(A run of records)
begin

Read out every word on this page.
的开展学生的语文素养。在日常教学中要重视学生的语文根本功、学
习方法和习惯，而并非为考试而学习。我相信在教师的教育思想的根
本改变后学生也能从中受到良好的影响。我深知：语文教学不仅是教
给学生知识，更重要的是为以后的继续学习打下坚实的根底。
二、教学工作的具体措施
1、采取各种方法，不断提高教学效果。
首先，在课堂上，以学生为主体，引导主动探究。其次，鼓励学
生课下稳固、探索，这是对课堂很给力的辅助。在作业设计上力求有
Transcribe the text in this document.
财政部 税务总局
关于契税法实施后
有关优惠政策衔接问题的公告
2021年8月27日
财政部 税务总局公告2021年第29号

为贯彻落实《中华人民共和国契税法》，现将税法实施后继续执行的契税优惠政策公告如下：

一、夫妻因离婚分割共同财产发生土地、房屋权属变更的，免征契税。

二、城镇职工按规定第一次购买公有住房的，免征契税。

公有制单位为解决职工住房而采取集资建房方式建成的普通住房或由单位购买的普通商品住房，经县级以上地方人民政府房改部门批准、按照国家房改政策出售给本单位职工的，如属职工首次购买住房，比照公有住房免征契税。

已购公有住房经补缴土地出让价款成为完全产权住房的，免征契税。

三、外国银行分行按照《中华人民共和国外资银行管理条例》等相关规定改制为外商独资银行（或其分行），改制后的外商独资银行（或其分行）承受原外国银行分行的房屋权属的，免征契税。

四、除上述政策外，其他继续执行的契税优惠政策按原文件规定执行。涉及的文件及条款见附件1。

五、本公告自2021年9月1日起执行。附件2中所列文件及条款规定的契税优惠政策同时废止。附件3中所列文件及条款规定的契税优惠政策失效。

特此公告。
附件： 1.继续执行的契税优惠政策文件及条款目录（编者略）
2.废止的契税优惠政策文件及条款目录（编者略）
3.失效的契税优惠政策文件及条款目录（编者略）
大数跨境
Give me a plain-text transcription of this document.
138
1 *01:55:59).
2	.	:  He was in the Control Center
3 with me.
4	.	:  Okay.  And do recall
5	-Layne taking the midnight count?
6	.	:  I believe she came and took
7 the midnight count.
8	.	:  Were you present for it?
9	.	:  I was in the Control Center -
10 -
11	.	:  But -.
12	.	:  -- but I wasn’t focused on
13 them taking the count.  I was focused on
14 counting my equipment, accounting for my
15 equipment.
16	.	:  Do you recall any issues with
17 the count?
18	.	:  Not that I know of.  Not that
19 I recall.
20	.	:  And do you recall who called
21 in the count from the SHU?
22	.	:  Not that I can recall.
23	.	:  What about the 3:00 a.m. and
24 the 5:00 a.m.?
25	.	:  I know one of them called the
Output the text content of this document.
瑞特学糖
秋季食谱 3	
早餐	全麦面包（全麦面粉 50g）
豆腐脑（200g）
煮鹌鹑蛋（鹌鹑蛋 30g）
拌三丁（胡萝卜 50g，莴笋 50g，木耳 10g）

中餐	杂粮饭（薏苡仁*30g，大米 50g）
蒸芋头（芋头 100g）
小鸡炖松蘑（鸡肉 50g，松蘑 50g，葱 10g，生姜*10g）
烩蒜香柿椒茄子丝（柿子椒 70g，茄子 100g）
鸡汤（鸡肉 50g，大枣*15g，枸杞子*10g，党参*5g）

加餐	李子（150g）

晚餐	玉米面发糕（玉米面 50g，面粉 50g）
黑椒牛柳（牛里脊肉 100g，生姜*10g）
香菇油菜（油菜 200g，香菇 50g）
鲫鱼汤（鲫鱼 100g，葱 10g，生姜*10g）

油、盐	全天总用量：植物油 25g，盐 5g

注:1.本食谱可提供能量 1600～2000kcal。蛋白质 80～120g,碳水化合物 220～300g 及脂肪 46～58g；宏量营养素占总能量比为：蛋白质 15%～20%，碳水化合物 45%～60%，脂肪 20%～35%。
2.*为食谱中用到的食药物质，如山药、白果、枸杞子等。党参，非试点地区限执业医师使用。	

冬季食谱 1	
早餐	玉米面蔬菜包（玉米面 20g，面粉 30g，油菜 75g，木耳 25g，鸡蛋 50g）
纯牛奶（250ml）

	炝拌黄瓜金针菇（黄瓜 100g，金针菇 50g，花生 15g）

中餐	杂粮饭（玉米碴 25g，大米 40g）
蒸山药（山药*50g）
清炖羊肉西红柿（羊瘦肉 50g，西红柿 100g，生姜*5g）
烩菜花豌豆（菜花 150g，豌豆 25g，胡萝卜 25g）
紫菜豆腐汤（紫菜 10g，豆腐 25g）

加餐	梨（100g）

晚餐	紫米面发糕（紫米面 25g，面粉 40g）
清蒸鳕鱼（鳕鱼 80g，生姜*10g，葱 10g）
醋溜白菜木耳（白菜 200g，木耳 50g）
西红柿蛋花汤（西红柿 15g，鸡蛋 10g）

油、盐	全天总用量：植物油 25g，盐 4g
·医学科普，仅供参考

end

[Work to complete]:
Set out the complete listing exactly as shown.

[Exercise result]:
Read out every word on this page.
的开展学生的语文素养。在日常教学中要重视学生的语文根本功、学
习方法和习惯，而并非为考试而学习。我相信在教师的教育思想的根
本改变后学生也能从中受到良好的影响。我深知：语文教学不仅是教
给学生知识，更重要的是为以后的继续学习打下坚实的根底。
二、教学工作的具体措施
1、采取各种方法，不断提高教学效果。
首先，在课堂上，以学生为主体，引导主动探究。其次，鼓励学
生课下稳固、探索，这是对课堂很给力的辅助。在作业设计上力求有
Transcribe the text in this document.
财政部 税务总局
关于契税法实施后
有关优惠政策衔接问题的公告
2021年8月27日
财政部 税务总局公告2021年第29号

为贯彻落实《中华人民共和国契税法》，现将税法实施后继续执行的契税优惠政策公告如下：

一、夫妻因离婚分割共同财产发生土地、房屋权属变更的，免征契税。

二、城镇职工按规定第一次购买公有住房的，免征契税。

公有制单位为解决职工住房而采取集资建房方式建成的普通住房或由单位购买的普通商品住房，经县级以上地方人民政府房改部门批准、按照国家房改政策出售给本单位职工的，如属职工首次购买住房，比照公有住房免征契税。

已购公有住房经补缴土地出让价款成为完全产权住房的，免征契税。

三、外国银行分行按照《中华人民共和国外资银行管理条例》等相关规定改制为外商独资银行（或其分行），改制后的外商独资银行（或其分行）承受原外国银行分行的房屋权属的，免征契税。

四、除上述政策外，其他继续执行的契税优惠政策按原文件规定执行。涉及的文件及条款见附件1。

五、本公告自2021年9月1日起执行。附件2中所列文件及条款规定的契税优惠政策同时废止。附件3中所列文件及条款规定的契税优惠政策失效。

特此公告。
附件： 1.继续执行的契税优惠政策文件及条款目录（编者略）
2.废止的契税优惠政策文件及条款目录（编者略）
3.失效的契税优惠政策文件及条款目录（编者略）
大数跨境
Give me a plain-text transcription of this document.
138
1 *01:55:59).
2	.	:  He was in the Control Center
3 with me.
4	.	:  Okay.  And do recall
5	-Layne taking the midnight count?
6	.	:  I believe she came and took
7 the midnight count.
8	.	:  Were you present for it?
9	.	:  I was in the Control Center -
10 -
11	.	:  But -.
12	.	:  -- but I wasn’t focused on
13 them taking the count.  I was focused on
14 counting my equipment, accounting for my
15 equipment.
16	.	:  Do you recall any issues with
17 the count?
18	.	:  Not that I know of.  Not that
19 I recall.
20	.	:  And do you recall who called
21 in the count from the SHU?
22	.	:  Not that I can recall.
23	.	:  What about the 3:00 a.m. and
24 the 5:00 a.m.?
25	.	:  I know one of them called the
Output the text content of this document.
瑞特学糖
秋季食谱 3	
早餐	全麦面包（全麦面粉 50g）
豆腐脑（200g）
煮鹌鹑蛋（鹌鹑蛋 30g）
拌三丁（胡萝卜 50g，莴笋 50g，木耳 10g）

中餐	杂粮饭（薏苡仁*30g，大米 50g）
蒸芋头（芋头 100g）
小鸡炖松蘑（鸡肉 50g，松蘑 50g，葱 10g，生姜*10g）
烩蒜香柿椒茄子丝（柿子椒 70g，茄子 100g）
鸡汤（鸡肉 50g，大枣*15g，枸杞子*10g，党参*5g）

加餐	李子（150g）

晚餐	玉米面发糕（玉米面 50g，面粉 50g）
黑椒牛柳（牛里脊肉 100g，生姜*10g）
香菇油菜（油菜 200g，香菇 50g）
鲫鱼汤（鲫鱼 100g，葱 10g，生姜*10g）

油、盐	全天总用量：植物油 25g，盐 5g

注:1.本食谱可提供能量 1600～2000kcal。蛋白质 80～120g,碳水化合物 220～300g 及脂肪 46～58g；宏量营养素占总能量比为：蛋白质 15%～20%，碳水化合物 45%～60%，脂肪 20%～35%。
2.*为食谱中用到的食药物质，如山药、白果、枸杞子等。党参，非试点地区限执业医师使用。	

冬季食谱 1	
早餐	玉米面蔬菜包（玉米面 20g，面粉 30g，油菜 75g，木耳 25g，鸡蛋 50g）
纯牛奶（250ml）

	炝拌黄瓜金针菇（黄瓜 100g，金针菇 50g，花生 15g）

中餐	杂粮饭（玉米碴 25g，大米 40g）
蒸山药（山药*50g）
清炖羊肉西红柿（羊瘦肉 50g，西红柿 100g，生姜*5g）
烩菜花豌豆（菜花 150g，豌豆 25g，胡萝卜 25g）
紫菜豆腐汤（紫菜 10g，豆腐 25g）

加餐	梨（100g）

晚餐	紫米面发糕（紫米面 25g，面粉 40g）
清蒸鳕鱼（鳕鱼 80g，生姜*10g，葱 10g）
醋溜白菜木耳（白菜 200g，木耳 50g）
西红柿蛋花汤（西红柿 15g，鸡蛋 10g）

油、盐	全天总用量：植物油 25g，盐 4g
·医学科普，仅供参考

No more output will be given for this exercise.